---------- Supplied information ----------
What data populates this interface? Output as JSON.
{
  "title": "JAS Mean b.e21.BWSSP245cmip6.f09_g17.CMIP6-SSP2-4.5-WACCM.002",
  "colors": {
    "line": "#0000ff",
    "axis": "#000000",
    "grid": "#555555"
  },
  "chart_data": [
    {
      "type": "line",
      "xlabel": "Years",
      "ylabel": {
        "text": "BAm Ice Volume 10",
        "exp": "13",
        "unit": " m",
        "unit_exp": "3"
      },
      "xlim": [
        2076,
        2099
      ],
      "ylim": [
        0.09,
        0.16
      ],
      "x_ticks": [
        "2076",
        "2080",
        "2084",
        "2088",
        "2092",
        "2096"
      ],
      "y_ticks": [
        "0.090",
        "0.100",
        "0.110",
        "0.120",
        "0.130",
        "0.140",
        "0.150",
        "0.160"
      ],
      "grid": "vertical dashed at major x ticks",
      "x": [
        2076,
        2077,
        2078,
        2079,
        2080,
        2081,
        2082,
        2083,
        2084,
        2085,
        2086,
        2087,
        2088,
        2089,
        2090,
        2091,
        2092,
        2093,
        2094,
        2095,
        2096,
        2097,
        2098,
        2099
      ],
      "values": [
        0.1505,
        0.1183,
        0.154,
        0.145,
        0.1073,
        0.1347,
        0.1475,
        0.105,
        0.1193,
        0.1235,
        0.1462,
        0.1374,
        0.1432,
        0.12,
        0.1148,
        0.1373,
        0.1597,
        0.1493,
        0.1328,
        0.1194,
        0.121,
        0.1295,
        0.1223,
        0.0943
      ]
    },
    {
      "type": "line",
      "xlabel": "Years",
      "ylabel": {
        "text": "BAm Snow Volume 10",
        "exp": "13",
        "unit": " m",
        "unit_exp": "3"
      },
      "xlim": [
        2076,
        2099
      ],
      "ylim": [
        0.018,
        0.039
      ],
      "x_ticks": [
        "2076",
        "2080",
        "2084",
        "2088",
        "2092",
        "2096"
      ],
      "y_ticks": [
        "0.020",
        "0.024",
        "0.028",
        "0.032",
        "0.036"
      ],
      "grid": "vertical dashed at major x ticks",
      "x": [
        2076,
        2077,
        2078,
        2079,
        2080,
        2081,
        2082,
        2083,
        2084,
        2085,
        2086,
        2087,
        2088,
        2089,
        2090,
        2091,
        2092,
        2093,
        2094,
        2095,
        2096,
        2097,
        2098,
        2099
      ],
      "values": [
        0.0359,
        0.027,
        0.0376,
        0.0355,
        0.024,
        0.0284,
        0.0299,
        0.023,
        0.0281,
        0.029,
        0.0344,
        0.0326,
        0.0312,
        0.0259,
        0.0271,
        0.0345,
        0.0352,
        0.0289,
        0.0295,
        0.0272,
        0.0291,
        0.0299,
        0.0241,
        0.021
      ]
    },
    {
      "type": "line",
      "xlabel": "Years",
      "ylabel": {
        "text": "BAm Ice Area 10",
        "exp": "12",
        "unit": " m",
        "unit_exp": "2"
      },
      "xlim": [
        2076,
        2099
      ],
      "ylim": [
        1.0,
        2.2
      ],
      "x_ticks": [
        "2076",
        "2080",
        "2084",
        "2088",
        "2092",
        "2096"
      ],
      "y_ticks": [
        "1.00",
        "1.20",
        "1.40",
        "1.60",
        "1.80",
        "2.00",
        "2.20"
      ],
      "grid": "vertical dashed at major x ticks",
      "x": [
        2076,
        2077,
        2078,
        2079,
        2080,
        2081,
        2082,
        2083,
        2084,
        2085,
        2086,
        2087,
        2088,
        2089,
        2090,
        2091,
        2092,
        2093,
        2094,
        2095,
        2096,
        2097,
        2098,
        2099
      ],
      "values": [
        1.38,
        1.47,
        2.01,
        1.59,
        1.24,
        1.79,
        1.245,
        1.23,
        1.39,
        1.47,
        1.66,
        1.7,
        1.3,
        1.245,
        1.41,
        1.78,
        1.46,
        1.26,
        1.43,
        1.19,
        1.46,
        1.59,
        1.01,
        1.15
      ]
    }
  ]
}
----------
From the listing, copy each line containing the word "text".

        "text": "BAm Ice Volume 10",
        "text": "BAm Snow Volume 10",
        "text": "BAm Ice Area 10",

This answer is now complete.